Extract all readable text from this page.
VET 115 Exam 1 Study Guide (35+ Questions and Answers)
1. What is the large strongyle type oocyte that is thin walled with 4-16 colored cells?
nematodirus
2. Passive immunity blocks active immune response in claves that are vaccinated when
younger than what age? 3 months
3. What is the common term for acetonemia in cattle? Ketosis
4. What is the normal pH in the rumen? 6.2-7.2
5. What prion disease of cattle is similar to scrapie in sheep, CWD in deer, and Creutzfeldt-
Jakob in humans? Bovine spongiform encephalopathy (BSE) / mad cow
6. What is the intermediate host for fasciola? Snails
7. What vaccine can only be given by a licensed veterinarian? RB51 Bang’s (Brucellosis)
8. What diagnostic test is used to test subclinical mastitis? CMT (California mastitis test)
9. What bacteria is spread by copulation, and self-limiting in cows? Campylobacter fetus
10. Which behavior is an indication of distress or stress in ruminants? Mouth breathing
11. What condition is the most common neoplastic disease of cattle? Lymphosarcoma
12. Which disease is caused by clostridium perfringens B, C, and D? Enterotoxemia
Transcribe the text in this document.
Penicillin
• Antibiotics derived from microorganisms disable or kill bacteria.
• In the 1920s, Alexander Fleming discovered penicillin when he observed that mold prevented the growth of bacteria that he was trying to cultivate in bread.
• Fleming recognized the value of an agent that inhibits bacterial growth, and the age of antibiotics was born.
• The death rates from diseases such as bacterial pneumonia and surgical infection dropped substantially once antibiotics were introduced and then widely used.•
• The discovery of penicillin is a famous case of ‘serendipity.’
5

##########

PROBLEM TO WORK ON
Tell how many lines in the data above hold "this". Nothing but the number.

SOLUTION TO THE EXERCISE
2